Exercise goal :: Locate each line of the material that contains "Rachmad", then return it.

A block of data:
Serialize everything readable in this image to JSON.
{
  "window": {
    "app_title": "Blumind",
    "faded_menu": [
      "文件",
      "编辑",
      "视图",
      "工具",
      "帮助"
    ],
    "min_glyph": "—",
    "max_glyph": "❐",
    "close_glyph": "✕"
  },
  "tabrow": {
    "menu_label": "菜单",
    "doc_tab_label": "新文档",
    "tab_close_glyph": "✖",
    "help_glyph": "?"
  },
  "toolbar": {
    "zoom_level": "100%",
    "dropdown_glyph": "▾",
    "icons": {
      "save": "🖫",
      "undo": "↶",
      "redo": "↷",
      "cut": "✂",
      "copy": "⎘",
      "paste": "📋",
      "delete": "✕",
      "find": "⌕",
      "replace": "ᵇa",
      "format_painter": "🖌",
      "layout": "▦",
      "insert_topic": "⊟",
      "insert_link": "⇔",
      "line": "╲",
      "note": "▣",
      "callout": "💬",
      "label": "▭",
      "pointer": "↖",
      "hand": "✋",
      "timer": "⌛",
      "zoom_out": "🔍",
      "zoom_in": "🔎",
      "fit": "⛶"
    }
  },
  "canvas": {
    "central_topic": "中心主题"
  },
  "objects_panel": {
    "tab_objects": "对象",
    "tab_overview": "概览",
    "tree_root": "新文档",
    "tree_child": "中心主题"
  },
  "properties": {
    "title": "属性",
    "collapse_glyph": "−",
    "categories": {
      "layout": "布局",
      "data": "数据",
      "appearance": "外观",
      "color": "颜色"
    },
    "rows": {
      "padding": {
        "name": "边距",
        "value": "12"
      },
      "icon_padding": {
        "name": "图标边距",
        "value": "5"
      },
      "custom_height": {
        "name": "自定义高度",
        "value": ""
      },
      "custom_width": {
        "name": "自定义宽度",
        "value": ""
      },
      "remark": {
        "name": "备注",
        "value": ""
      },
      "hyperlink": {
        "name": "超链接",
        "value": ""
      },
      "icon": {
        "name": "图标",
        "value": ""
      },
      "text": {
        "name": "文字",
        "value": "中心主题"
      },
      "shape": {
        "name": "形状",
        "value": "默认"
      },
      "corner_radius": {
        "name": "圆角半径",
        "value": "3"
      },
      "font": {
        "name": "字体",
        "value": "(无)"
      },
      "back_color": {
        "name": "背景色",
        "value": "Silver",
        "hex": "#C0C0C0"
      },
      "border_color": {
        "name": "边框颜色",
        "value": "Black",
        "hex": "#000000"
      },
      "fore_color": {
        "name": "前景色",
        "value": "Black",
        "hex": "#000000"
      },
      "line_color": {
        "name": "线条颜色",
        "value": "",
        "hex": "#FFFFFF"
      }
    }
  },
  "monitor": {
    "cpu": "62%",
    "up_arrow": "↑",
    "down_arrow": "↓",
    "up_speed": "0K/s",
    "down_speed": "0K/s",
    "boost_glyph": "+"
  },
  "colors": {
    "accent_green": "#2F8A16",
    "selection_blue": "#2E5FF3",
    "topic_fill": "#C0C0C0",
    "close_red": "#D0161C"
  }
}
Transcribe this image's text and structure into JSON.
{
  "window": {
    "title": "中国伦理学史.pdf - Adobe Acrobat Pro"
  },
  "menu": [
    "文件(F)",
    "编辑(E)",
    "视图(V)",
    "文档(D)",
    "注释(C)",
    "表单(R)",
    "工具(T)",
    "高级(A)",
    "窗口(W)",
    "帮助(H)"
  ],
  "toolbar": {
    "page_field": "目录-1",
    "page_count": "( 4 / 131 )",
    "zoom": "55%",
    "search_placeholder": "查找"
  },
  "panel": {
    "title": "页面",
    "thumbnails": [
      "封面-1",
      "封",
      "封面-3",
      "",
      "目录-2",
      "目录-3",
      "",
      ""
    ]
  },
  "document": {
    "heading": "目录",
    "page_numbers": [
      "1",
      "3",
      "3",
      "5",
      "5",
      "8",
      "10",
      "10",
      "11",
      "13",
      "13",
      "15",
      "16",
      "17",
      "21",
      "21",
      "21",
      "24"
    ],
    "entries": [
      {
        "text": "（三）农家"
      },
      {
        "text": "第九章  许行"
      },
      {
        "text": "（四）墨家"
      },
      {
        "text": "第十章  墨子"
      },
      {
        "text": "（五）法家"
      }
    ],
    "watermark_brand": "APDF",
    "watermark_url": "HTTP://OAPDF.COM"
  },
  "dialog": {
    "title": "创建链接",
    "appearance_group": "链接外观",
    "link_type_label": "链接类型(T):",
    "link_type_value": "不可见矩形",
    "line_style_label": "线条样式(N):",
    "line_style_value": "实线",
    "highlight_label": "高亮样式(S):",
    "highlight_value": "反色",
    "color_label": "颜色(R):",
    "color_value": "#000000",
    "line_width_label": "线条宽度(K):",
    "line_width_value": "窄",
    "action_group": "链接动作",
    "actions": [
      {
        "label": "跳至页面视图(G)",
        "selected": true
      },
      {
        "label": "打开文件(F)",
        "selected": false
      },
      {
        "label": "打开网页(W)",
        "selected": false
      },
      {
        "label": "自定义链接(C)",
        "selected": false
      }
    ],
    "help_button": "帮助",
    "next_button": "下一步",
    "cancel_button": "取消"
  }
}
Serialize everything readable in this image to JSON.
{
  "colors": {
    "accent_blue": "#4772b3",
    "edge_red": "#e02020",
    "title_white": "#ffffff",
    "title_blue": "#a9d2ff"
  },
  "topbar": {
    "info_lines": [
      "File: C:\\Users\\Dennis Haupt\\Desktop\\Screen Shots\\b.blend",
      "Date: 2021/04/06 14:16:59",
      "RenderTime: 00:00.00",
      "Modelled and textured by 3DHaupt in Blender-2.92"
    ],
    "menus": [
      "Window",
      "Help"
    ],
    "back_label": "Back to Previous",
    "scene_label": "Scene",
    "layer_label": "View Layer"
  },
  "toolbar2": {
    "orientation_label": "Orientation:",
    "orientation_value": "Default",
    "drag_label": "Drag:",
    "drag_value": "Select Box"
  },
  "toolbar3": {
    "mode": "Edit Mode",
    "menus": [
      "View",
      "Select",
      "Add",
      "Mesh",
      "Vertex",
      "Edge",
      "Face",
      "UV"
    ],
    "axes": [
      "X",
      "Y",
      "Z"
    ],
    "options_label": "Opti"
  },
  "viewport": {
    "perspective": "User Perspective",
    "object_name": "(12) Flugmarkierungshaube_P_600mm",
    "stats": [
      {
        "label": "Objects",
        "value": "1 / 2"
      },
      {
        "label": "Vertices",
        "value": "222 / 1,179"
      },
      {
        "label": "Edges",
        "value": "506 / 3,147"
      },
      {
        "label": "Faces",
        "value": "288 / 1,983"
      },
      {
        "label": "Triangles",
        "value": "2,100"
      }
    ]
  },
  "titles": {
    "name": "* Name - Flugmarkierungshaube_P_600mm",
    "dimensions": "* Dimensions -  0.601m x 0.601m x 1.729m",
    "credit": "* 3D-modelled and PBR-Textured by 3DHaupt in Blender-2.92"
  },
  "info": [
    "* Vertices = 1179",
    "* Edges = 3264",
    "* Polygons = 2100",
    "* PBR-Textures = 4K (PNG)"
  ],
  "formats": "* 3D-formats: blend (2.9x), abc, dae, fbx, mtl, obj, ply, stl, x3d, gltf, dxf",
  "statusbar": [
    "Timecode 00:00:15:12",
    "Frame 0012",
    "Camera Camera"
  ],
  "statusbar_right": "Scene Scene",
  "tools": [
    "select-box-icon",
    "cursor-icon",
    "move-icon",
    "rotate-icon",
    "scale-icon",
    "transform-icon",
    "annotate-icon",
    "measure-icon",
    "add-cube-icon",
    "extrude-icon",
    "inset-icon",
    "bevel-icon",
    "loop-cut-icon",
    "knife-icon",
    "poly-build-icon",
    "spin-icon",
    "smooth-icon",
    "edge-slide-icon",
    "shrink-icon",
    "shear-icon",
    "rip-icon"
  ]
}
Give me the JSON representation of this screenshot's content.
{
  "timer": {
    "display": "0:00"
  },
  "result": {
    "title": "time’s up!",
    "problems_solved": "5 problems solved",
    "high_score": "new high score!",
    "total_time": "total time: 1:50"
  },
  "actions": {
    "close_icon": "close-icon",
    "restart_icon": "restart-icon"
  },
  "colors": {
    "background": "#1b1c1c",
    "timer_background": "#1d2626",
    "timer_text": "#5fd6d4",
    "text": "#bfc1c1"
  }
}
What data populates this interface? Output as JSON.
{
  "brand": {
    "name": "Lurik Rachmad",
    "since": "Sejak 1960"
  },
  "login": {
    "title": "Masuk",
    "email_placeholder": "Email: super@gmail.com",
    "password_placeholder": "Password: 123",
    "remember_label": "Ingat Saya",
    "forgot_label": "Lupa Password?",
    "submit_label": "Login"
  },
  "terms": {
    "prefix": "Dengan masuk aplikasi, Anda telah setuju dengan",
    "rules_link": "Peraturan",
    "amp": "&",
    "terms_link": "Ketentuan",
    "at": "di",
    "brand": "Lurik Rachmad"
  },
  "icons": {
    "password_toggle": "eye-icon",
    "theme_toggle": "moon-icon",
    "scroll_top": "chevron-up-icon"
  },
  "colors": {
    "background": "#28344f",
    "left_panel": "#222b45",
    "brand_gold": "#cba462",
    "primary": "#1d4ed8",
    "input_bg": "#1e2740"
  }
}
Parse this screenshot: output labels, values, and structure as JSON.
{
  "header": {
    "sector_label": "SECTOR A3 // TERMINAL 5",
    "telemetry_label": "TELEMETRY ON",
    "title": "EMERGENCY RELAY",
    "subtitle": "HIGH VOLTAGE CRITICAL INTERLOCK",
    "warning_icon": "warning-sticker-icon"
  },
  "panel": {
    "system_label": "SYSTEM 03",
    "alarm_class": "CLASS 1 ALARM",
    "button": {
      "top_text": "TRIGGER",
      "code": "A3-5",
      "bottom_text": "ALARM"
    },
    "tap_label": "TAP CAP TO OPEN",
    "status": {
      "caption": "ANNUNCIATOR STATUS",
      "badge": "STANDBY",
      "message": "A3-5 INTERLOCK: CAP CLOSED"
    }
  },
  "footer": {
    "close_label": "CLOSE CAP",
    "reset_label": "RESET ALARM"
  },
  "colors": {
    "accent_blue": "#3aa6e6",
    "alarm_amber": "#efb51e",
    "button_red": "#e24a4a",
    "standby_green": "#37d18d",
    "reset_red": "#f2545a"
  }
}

Complete response ::
    "name": "Lurik Rachmad",
    "brand": "Lurik Rachmad"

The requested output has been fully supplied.